--- YOUR TASK ---
Retype all the records with nothing changed.

--- MATERIAL PROVIDED ---
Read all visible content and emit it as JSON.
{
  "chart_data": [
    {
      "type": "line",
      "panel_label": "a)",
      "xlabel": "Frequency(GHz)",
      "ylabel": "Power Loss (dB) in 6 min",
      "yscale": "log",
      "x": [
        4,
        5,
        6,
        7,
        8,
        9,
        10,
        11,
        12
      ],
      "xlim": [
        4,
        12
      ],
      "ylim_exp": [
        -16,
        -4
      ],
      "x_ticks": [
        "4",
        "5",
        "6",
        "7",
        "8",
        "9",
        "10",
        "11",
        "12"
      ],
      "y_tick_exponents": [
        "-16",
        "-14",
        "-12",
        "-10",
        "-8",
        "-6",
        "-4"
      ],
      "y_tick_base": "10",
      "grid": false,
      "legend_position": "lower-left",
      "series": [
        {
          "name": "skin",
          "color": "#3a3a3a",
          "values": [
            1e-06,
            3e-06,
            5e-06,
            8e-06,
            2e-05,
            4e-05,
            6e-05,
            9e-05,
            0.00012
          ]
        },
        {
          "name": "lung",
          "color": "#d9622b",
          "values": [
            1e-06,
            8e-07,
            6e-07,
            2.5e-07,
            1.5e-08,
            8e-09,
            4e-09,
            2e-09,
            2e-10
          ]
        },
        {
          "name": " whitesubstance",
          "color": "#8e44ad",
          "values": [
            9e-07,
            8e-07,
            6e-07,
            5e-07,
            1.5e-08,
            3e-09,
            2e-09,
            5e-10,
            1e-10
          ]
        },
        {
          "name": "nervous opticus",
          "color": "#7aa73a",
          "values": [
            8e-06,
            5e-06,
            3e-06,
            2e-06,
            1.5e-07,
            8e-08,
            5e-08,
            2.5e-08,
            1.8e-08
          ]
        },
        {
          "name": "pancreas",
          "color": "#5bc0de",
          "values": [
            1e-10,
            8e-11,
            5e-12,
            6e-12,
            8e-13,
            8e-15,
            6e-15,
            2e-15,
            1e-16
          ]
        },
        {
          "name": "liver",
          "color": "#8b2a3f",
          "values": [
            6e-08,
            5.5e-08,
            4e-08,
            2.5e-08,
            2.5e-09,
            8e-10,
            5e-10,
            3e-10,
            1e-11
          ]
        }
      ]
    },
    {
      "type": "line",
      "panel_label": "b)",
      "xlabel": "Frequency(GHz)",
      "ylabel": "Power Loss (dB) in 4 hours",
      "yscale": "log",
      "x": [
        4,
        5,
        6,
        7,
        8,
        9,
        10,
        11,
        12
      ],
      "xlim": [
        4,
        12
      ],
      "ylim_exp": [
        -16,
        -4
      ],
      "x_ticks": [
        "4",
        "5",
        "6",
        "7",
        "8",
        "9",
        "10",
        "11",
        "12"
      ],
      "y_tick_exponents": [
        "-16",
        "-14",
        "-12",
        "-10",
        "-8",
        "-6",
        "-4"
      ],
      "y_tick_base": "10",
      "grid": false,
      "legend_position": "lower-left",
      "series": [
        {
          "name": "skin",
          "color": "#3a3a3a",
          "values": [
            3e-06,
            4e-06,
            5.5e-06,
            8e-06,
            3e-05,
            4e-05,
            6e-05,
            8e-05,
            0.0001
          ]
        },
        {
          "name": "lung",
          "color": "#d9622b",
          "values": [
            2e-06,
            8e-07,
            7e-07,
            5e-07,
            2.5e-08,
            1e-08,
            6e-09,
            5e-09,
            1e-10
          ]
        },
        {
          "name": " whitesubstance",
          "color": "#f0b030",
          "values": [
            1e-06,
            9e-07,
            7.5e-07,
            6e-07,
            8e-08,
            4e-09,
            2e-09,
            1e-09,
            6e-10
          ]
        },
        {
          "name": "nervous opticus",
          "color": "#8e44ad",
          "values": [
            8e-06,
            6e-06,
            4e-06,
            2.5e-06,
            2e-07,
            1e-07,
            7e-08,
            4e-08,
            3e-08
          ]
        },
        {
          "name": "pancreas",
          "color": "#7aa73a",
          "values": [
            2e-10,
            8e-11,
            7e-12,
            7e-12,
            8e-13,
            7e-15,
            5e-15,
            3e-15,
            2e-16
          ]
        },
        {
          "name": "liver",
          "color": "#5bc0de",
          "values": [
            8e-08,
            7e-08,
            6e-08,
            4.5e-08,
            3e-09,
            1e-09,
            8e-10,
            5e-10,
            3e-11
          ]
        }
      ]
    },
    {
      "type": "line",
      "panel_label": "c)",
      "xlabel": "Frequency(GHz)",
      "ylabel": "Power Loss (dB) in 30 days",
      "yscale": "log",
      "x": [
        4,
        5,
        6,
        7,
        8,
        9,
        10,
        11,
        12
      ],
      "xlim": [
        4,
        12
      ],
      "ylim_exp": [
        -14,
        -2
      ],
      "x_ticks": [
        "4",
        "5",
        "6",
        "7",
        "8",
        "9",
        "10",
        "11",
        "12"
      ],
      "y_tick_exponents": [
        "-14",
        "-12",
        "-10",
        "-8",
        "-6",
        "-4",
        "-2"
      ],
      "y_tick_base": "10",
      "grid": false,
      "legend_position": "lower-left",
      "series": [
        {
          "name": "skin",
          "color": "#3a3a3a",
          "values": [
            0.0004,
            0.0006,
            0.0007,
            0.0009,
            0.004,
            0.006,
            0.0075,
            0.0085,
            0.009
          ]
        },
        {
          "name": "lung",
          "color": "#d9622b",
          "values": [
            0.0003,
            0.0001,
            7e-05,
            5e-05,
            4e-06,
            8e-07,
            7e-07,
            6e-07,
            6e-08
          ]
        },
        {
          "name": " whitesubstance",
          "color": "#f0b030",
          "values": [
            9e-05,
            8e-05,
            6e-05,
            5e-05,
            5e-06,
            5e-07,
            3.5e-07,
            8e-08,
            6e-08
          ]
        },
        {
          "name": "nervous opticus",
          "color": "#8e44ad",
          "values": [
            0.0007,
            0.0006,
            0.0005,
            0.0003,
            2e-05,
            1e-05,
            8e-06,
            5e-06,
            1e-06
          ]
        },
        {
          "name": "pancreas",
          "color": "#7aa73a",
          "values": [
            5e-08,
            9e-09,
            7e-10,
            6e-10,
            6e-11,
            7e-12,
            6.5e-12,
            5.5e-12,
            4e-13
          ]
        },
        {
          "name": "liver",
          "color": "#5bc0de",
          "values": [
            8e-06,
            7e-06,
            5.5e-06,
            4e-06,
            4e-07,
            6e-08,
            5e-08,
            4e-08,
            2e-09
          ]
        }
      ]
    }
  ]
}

--- THE OUTPUT ---
Read all visible content and emit it as JSON.
{
  "chart_data": [
    {
      "type": "line",
      "panel_label": "a)",
      "xlabel": "Frequency(GHz)",
      "ylabel": "Power Loss (dB) in 6 min",
      "yscale": "log",
      "x": [
        4,
        5,
        6,
        7,
        8,
        9,
        10,
        11,
        12
      ],
      "xlim": [
        4,
        12
      ],
      "ylim_exp": [
        -16,
        -4
      ],
      "x_ticks": [
        "4",
        "5",
        "6",
        "7",
        "8",
        "9",
        "10",
        "11",
        "12"
      ],
      "y_tick_exponents": [
        "-16",
        "-14",
        "-12",
        "-10",
        "-8",
        "-6",
        "-4"
      ],
      "y_tick_base": "10",
      "grid": false,
      "legend_position": "lower-left",
      "series": [
        {
          "name": "skin",
          "color": "#3a3a3a",
          "values": [
            1e-06,
            3e-06,
            5e-06,
            8e-06,
            2e-05,
            4e-05,
            6e-05,
            9e-05,
            0.00012
          ]
        },
        {
          "name": "lung",
          "color": "#d9622b",
          "values": [
            1e-06,
            8e-07,
            6e-07,
            2.5e-07,
            1.5e-08,
            8e-09,
            4e-09,
            2e-09,
            2e-10
          ]
        },
        {
          "name": " whitesubstance",
          "color": "#8e44ad",
          "values": [
            9e-07,
            8e-07,
            6e-07,
            5e-07,
            1.5e-08,
            3e-09,
            2e-09,
            5e-10,
            1e-10
          ]
        },
        {
          "name": "nervous opticus",
          "color": "#7aa73a",
          "values": [
            8e-06,
            5e-06,
            3e-06,
            2e-06,
            1.5e-07,
            8e-08,
            5e-08,
            2.5e-08,
            1.8e-08
          ]
        },
        {
          "name": "pancreas",
          "color": "#5bc0de",
          "values": [
            1e-10,
            8e-11,
            5e-12,
            6e-12,
            8e-13,
            8e-15,
            6e-15,
            2e-15,
            1e-16
          ]
        },
        {
          "name": "liver",
          "color": "#8b2a3f",
          "values": [
            6e-08,
            5.5e-08,
            4e-08,
            2.5e-08,
            2.5e-09,
            8e-10,
            5e-10,
            3e-10,
            1e-11
          ]
        }
      ]
    },
    {
      "type": "line",
      "panel_label": "b)",
      "xlabel": "Frequency(GHz)",
      "ylabel": "Power Loss (dB) in 4 hours",
      "yscale": "log",
      "x": [
        4,
        5,
        6,
        7,
        8,
        9,
        10,
        11,
        12
      ],
      "xlim": [
        4,
        12
      ],
      "ylim_exp": [
        -16,
        -4
      ],
      "x_ticks": [
        "4",
        "5",
        "6",
        "7",
        "8",
        "9",
        "10",
        "11",
        "12"
      ],
      "y_tick_exponents": [
        "-16",
        "-14",
        "-12",
        "-10",
        "-8",
        "-6",
        "-4"
      ],
      "y_tick_base": "10",
      "grid": false,
      "legend_position": "lower-left",
      "series": [
        {
          "name": "skin",
          "color": "#3a3a3a",
          "values": [
            3e-06,
            4e-06,
            5.5e-06,
            8e-06,
            3e-05,
            4e-05,
            6e-05,
            8e-05,
            0.0001
          ]
        },
        {
          "name": "lung",
          "color": "#d9622b",
          "values": [
            2e-06,
            8e-07,
            7e-07,
            5e-07,
            2.5e-08,
            1e-08,
            6e-09,
            5e-09,
            1e-10
          ]
        },
        {
          "name": " whitesubstance",
          "color": "#f0b030",
          "values": [
            1e-06,
            9e-07,
            7.5e-07,
            6e-07,
            8e-08,
            4e-09,
            2e-09,
            1e-09,
            6e-10
          ]
        },
        {
          "name": "nervous opticus",
          "color": "#8e44ad",
          "values": [
            8e-06,
            6e-06,
            4e-06,
            2.5e-06,
            2e-07,
            1e-07,
            7e-08,
            4e-08,
            3e-08
          ]
        },
        {
          "name": "pancreas",
          "color": "#7aa73a",
          "values": [
            2e-10,
            8e-11,
            7e-12,
            7e-12,
            8e-13,
            7e-15,
            5e-15,
            3e-15,
            2e-16
          ]
        },
        {
          "name": "liver",
          "color": "#5bc0de",
          "values": [
            8e-08,
            7e-08,
            6e-08,
            4.5e-08,
            3e-09,
            1e-09,
            8e-10,
            5e-10,
            3e-11
          ]
        }
      ]
    },
    {
      "type": "line",
      "panel_label": "c)",
      "xlabel": "Frequency(GHz)",
      "ylabel": "Power Loss (dB) in 30 days",
      "yscale": "log",
      "x": [
        4,
        5,
        6,
        7,
        8,
        9,
        10,
        11,
        12
      ],
      "xlim": [
        4,
        12
      ],
      "ylim_exp": [
        -14,
        -2
      ],
      "x_ticks": [
        "4",
        "5",
        "6",
        "7",
        "8",
        "9",
        "10",
        "11",
        "12"
      ],
      "y_tick_exponents": [
        "-14",
        "-12",
        "-10",
        "-8",
        "-6",
        "-4",
        "-2"
      ],
      "y_tick_base": "10",
      "grid": false,
      "legend_position": "lower-left",
      "series": [
        {
          "name": "skin",
          "color": "#3a3a3a",
          "values": [
            0.0004,
            0.0006,
            0.0007,
            0.0009,
            0.004,
            0.006,
            0.0075,
            0.0085,
            0.009
          ]
        },
        {
          "name": "lung",
          "color": "#d9622b",
          "values": [
            0.0003,
            0.0001,
            7e-05,
            5e-05,
            4e-06,
            8e-07,
            7e-07,
            6e-07,
            6e-08
          ]
        },
        {
          "name": " whitesubstance",
          "color": "#f0b030",
          "values": [
            9e-05,
            8e-05,
            6e-05,
            5e-05,
            5e-06,
            5e-07,
            3.5e-07,
            8e-08,
            6e-08
          ]
        },
        {
          "name": "nervous opticus",
          "color": "#8e44ad",
          "values": [
            0.0007,
            0.0006,
            0.0005,
            0.0003,
            2e-05,
            1e-05,
            8e-06,
            5e-06,
            1e-06
          ]
        },
        {
          "name": "pancreas",
          "color": "#7aa73a",
          "values": [
            5e-08,
            9e-09,
            7e-10,
            6e-10,
            6e-11,
            7e-12,
            6.5e-12,
            5.5e-12,
            4e-13
          ]
        },
        {
          "name": "liver",
          "color": "#5bc0de",
          "values": [
            8e-06,
            7e-06,
            5.5e-06,
            4e-06,
            4e-07,
            6e-08,
            5e-08,
            4e-08,
            2e-09
          ]
        }
      ]
    }
  ]
}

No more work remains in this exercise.